Exercise task ::
Copy out the complete listing, word for word.

Supplied records ::

•••

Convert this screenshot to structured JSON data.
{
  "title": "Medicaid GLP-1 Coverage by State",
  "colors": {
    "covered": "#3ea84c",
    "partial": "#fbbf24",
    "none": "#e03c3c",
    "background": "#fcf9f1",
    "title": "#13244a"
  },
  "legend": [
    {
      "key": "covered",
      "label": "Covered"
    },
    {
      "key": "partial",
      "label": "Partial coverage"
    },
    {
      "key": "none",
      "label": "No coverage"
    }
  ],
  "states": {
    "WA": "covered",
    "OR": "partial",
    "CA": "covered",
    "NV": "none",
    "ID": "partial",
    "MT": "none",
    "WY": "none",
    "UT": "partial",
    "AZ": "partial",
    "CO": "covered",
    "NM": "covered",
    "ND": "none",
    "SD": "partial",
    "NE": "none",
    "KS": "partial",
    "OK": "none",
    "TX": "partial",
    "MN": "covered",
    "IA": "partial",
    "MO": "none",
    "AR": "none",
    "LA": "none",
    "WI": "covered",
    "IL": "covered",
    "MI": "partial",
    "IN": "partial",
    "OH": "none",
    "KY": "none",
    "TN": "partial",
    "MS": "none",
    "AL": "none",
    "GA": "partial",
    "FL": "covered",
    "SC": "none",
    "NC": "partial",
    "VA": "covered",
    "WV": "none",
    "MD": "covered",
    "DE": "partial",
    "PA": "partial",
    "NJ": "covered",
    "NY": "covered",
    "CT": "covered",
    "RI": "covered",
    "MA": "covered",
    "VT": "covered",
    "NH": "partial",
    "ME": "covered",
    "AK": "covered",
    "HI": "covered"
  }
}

•••

Reply ::
Convert this screenshot to structured JSON data.
{
  "title": "Medicaid GLP-1 Coverage by State",
  "colors": {
    "covered": "#3ea84c",
    "partial": "#fbbf24",
    "none": "#e03c3c",
    "background": "#fcf9f1",
    "title": "#13244a"
  },
  "legend": [
    {
      "key": "covered",
      "label": "Covered"
    },
    {
      "key": "partial",
      "label": "Partial coverage"
    },
    {
      "key": "none",
      "label": "No coverage"
    }
  ],
  "states": {
    "WA": "covered",
    "OR": "partial",
    "CA": "covered",
    "NV": "none",
    "ID": "partial",
    "MT": "none",
    "WY": "none",
    "UT": "partial",
    "AZ": "partial",
    "CO": "covered",
    "NM": "covered",
    "ND": "none",
    "SD": "partial",
    "NE": "none",
    "KS": "partial",
    "OK": "none",
    "TX": "partial",
    "MN": "covered",
    "IA": "partial",
    "MO": "none",
    "AR": "none",
    "LA": "none",
    "WI": "covered",
    "IL": "covered",
    "MI": "partial",
    "IN": "partial",
    "OH": "none",
    "KY": "none",
    "TN": "partial",
    "MS": "none",
    "AL": "none",
    "GA": "partial",
    "FL": "covered",
    "SC": "none",
    "NC": "partial",
    "VA": "covered",
    "WV": "none",
    "MD": "covered",
    "DE": "partial",
    "PA": "partial",
    "NJ": "covered",
    "NY": "covered",
    "CT": "covered",
    "RI": "covered",
    "MA": "covered",
    "VT": "covered",
    "NH": "partial",
    "ME": "covered",
    "AK": "covered",
    "HI": "covered"
  }
}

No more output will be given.